> Exercise task:
Below are some records: retype them all exactly, but not the pictures.

# start of Data in this exercise

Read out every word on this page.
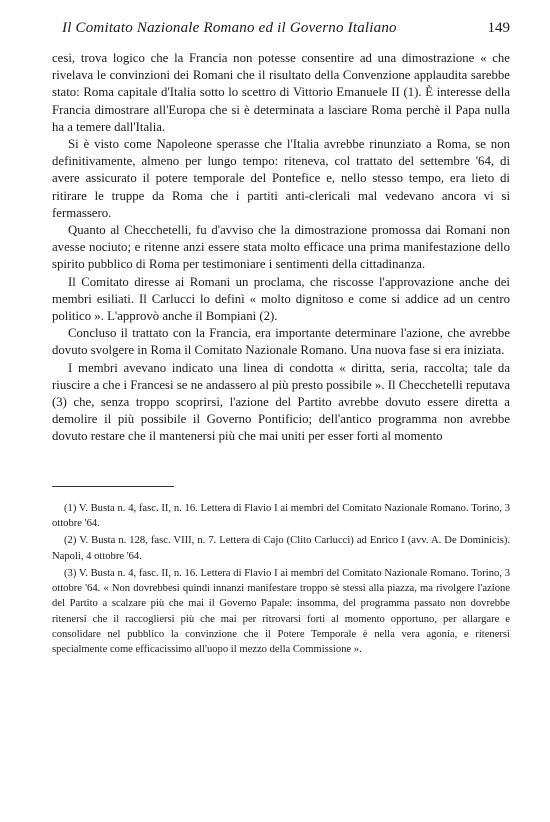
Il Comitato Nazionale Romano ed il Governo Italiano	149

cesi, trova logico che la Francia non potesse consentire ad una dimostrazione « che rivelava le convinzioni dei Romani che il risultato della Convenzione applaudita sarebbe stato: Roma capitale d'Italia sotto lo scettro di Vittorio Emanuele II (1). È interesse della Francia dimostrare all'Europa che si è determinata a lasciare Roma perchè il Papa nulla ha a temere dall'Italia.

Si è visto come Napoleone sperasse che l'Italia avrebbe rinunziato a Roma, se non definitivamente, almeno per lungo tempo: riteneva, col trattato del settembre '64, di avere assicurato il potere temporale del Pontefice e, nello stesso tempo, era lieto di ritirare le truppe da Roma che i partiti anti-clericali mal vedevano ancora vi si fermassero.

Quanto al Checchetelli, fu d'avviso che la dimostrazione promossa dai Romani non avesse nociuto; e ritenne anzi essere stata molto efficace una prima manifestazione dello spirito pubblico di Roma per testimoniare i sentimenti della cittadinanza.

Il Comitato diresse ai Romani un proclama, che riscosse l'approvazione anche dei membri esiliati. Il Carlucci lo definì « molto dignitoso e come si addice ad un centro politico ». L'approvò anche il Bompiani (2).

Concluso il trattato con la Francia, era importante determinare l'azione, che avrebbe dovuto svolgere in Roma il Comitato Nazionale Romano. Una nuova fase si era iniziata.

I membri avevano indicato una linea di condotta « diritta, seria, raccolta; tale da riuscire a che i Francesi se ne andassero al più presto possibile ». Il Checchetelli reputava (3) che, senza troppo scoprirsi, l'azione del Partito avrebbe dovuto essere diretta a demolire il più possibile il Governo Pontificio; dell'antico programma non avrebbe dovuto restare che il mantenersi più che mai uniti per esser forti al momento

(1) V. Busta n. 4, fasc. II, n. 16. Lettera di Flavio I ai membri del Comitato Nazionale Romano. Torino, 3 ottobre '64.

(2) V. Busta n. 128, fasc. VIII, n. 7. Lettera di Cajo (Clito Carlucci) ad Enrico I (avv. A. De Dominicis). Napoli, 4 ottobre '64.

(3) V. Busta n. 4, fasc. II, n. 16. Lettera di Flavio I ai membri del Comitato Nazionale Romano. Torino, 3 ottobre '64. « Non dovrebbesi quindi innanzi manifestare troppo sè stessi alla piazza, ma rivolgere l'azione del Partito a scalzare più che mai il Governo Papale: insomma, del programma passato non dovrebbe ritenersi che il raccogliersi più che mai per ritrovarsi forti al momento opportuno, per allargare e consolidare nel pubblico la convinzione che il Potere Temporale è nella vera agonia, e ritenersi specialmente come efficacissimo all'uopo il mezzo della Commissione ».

# end of Data in this exercise

> Solution to this task:
Read out every word on this page.
Il Comitato Nazionale Romano ed il Governo Italiano	149

cesi, trova logico che la Francia non potesse consentire ad una dimostrazione « che rivelava le convinzioni dei Romani che il risultato della Convenzione applaudita sarebbe stato: Roma capitale d'Italia sotto lo scettro di Vittorio Emanuele II (1). È interesse della Francia dimostrare all'Europa che si è determinata a lasciare Roma perchè il Papa nulla ha a temere dall'Italia.

Si è visto come Napoleone sperasse che l'Italia avrebbe rinunziato a Roma, se non definitivamente, almeno per lungo tempo: riteneva, col trattato del settembre '64, di avere assicurato il potere temporale del Pontefice e, nello stesso tempo, era lieto di ritirare le truppe da Roma che i partiti anti-clericali mal vedevano ancora vi si fermassero.

Quanto al Checchetelli, fu d'avviso che la dimostrazione promossa dai Romani non avesse nociuto; e ritenne anzi essere stata molto efficace una prima manifestazione dello spirito pubblico di Roma per testimoniare i sentimenti della cittadinanza.

Il Comitato diresse ai Romani un proclama, che riscosse l'approvazione anche dei membri esiliati. Il Carlucci lo definì « molto dignitoso e come si addice ad un centro politico ». L'approvò anche il Bompiani (2).

Concluso il trattato con la Francia, era importante determinare l'azione, che avrebbe dovuto svolgere in Roma il Comitato Nazionale Romano. Una nuova fase si era iniziata.

I membri avevano indicato una linea di condotta « diritta, seria, raccolta; tale da riuscire a che i Francesi se ne andassero al più presto possibile ». Il Checchetelli reputava (3) che, senza troppo scoprirsi, l'azione del Partito avrebbe dovuto essere diretta a demolire il più possibile il Governo Pontificio; dell'antico programma non avrebbe dovuto restare che il mantenersi più che mai uniti per esser forti al momento

(1) V. Busta n. 4, fasc. II, n. 16. Lettera di Flavio I ai membri del Comitato Nazionale Romano. Torino, 3 ottobre '64.

(2) V. Busta n. 128, fasc. VIII, n. 7. Lettera di Cajo (Clito Carlucci) ad Enrico I (avv. A. De Dominicis). Napoli, 4 ottobre '64.

(3) V. Busta n. 4, fasc. II, n. 16. Lettera di Flavio I ai membri del Comitato Nazionale Romano. Torino, 3 ottobre '64. « Non dovrebbesi quindi innanzi manifestare troppo sè stessi alla piazza, ma rivolgere l'azione del Partito a scalzare più che mai il Governo Papale: insomma, del programma passato non dovrebbe ritenersi che il raccogliersi più che mai per ritrovarsi forti al momento opportuno, per allargare e consolidare nel pubblico la convinzione che il Potere Temporale è nella vera agonia, e ritenersi specialmente come efficacissimo all'uopo il mezzo della Commissione ».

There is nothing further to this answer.